Output the data below in full, character for character.

--- start Given entries ---

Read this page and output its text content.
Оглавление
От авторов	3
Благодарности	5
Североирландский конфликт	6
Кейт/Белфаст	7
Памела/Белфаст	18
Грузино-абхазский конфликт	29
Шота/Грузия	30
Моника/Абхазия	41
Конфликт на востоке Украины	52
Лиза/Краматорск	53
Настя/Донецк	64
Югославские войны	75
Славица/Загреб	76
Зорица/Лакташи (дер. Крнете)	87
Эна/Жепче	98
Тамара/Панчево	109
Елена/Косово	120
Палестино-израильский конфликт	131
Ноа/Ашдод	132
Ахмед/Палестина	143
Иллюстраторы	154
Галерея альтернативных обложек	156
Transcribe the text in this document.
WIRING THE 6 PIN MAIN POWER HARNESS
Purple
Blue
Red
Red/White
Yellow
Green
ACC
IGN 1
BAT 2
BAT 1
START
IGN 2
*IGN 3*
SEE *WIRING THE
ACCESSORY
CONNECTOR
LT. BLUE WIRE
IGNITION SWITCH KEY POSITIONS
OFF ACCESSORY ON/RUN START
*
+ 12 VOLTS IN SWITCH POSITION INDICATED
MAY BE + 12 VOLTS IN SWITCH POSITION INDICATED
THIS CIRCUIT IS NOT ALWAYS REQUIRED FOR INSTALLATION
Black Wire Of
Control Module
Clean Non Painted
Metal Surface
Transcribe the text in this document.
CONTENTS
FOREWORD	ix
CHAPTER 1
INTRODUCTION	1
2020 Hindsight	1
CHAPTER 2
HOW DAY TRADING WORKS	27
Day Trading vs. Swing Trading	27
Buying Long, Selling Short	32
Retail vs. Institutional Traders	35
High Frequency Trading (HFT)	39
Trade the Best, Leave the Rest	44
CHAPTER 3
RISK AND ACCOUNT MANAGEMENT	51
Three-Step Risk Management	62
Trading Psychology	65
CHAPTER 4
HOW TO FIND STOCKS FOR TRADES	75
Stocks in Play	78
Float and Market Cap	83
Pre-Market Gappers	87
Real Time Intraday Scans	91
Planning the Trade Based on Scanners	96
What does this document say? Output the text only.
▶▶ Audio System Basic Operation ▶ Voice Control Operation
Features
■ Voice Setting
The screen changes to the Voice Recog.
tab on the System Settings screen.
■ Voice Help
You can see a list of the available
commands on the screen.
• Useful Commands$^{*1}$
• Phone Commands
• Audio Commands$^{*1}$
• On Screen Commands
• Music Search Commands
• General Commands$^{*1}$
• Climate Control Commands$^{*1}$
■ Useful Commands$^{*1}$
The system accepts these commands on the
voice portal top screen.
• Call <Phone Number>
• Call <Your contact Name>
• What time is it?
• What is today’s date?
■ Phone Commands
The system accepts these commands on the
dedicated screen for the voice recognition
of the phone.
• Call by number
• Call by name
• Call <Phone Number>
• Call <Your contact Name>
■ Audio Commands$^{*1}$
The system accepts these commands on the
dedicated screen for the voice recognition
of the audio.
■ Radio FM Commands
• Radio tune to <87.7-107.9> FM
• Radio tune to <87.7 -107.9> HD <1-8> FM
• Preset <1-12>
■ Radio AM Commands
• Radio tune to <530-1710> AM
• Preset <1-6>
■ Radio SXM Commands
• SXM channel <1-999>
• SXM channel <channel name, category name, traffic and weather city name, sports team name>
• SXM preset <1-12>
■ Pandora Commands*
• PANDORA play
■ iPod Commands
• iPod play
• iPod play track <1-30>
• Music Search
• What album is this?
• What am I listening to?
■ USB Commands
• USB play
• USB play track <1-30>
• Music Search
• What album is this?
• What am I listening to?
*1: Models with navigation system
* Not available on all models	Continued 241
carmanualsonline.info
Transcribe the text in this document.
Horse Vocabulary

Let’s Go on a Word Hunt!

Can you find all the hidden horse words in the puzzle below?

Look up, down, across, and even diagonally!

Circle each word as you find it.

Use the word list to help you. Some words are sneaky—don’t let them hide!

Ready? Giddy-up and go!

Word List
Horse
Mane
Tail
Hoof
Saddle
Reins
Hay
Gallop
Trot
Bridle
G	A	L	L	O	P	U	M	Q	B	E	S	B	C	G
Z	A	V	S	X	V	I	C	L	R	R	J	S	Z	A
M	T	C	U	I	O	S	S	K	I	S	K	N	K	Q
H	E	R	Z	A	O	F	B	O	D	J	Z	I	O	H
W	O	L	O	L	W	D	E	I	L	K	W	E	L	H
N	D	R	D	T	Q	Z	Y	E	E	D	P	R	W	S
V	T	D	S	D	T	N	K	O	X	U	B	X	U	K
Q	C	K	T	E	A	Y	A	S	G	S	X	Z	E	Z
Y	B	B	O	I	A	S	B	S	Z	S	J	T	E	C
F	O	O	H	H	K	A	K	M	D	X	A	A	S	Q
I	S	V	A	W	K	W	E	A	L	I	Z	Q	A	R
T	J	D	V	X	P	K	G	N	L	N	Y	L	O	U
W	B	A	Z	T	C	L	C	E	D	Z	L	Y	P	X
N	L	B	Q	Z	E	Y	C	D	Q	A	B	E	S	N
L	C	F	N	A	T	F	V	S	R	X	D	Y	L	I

--- end Given entries ---

Expected answer:
Read this page and output its text content.
Оглавление
От авторов	3
Благодарности	5
Североирландский конфликт	6
Кейт/Белфаст	7
Памела/Белфаст	18
Грузино-абхазский конфликт	29
Шота/Грузия	30
Моника/Абхазия	41
Конфликт на востоке Украины	52
Лиза/Краматорск	53
Настя/Донецк	64
Югославские войны	75
Славица/Загреб	76
Зорица/Лакташи (дер. Крнете)	87
Эна/Жепче	98
Тамара/Панчево	109
Елена/Косово	120
Палестино-израильский конфликт	131
Ноа/Ашдод	132
Ахмед/Палестина	143
Иллюстраторы	154
Галерея альтернативных обложек	156
Transcribe the text in this document.
WIRING THE 6 PIN MAIN POWER HARNESS
Purple
Blue
Red
Red/White
Yellow
Green
ACC
IGN 1
BAT 2
BAT 1
START
IGN 2
*IGN 3*
SEE *WIRING THE
ACCESSORY
CONNECTOR
LT. BLUE WIRE
IGNITION SWITCH KEY POSITIONS
OFF ACCESSORY ON/RUN START
*
+ 12 VOLTS IN SWITCH POSITION INDICATED
MAY BE + 12 VOLTS IN SWITCH POSITION INDICATED
THIS CIRCUIT IS NOT ALWAYS REQUIRED FOR INSTALLATION
Black Wire Of
Control Module
Clean Non Painted
Metal Surface
Transcribe the text in this document.
CONTENTS
FOREWORD	ix
CHAPTER 1
INTRODUCTION	1
2020 Hindsight	1
CHAPTER 2
HOW DAY TRADING WORKS	27
Day Trading vs. Swing Trading	27
Buying Long, Selling Short	32
Retail vs. Institutional Traders	35
High Frequency Trading (HFT)	39
Trade the Best, Leave the Rest	44
CHAPTER 3
RISK AND ACCOUNT MANAGEMENT	51
Three-Step Risk Management	62
Trading Psychology	65
CHAPTER 4
HOW TO FIND STOCKS FOR TRADES	75
Stocks in Play	78
Float and Market Cap	83
Pre-Market Gappers	87
Real Time Intraday Scans	91
Planning the Trade Based on Scanners	96
What does this document say? Output the text only.
▶▶ Audio System Basic Operation ▶ Voice Control Operation
Features
■ Voice Setting
The screen changes to the Voice Recog.
tab on the System Settings screen.
■ Voice Help
You can see a list of the available
commands on the screen.
• Useful Commands$^{*1}$
• Phone Commands
• Audio Commands$^{*1}$
• On Screen Commands
• Music Search Commands
• General Commands$^{*1}$
• Climate Control Commands$^{*1}$
■ Useful Commands$^{*1}$
The system accepts these commands on the
voice portal top screen.
• Call <Phone Number>
• Call <Your contact Name>
• What time is it?
• What is today’s date?
■ Phone Commands
The system accepts these commands on the
dedicated screen for the voice recognition
of the phone.
• Call by number
• Call by name
• Call <Phone Number>
• Call <Your contact Name>
■ Audio Commands$^{*1}$
The system accepts these commands on the
dedicated screen for the voice recognition
of the audio.
■ Radio FM Commands
• Radio tune to <87.7-107.9> FM
• Radio tune to <87.7 -107.9> HD <1-8> FM
• Preset <1-12>
■ Radio AM Commands
• Radio tune to <530-1710> AM
• Preset <1-6>
■ Radio SXM Commands
• SXM channel <1-999>
• SXM channel <channel name, category name, traffic and weather city name, sports team name>
• SXM preset <1-12>
■ Pandora Commands*
• PANDORA play
■ iPod Commands
• iPod play
• iPod play track <1-30>
• Music Search
• What album is this?
• What am I listening to?
■ USB Commands
• USB play
• USB play track <1-30>
• Music Search
• What album is this?
• What am I listening to?
*1: Models with navigation system
* Not available on all models	Continued 241
carmanualsonline.info
Transcribe the text in this document.
Horse Vocabulary

Let’s Go on a Word Hunt!

Can you find all the hidden horse words in the puzzle below?

Look up, down, across, and even diagonally!

Circle each word as you find it.

Use the word list to help you. Some words are sneaky—don’t let them hide!

Ready? Giddy-up and go!

Word List
Horse
Mane
Tail
Hoof
Saddle
Reins
Hay
Gallop
Trot
Bridle
G	A	L	L	O	P	U	M	Q	B	E	S	B	C	G
Z	A	V	S	X	V	I	C	L	R	R	J	S	Z	A
M	T	C	U	I	O	S	S	K	I	S	K	N	K	Q
H	E	R	Z	A	O	F	B	O	D	J	Z	I	O	H
W	O	L	O	L	W	D	E	I	L	K	W	E	L	H
N	D	R	D	T	Q	Z	Y	E	E	D	P	R	W	S
V	T	D	S	D	T	N	K	O	X	U	B	X	U	K
Q	C	K	T	E	A	Y	A	S	G	S	X	Z	E	Z
Y	B	B	O	I	A	S	B	S	Z	S	J	T	E	C
F	O	O	H	H	K	A	K	M	D	X	A	A	S	Q
I	S	V	A	W	K	W	E	A	L	I	Z	Q	A	R
T	J	D	V	X	P	K	G	N	L	N	Y	L	O	U
W	B	A	Z	T	C	L	C	E	D	Z	L	Y	P	X
N	L	B	Q	Z	E	Y	C	D	Q	A	B	E	S	N
L	C	F	N	A	T	F	V	S	R	X	D	Y	L	I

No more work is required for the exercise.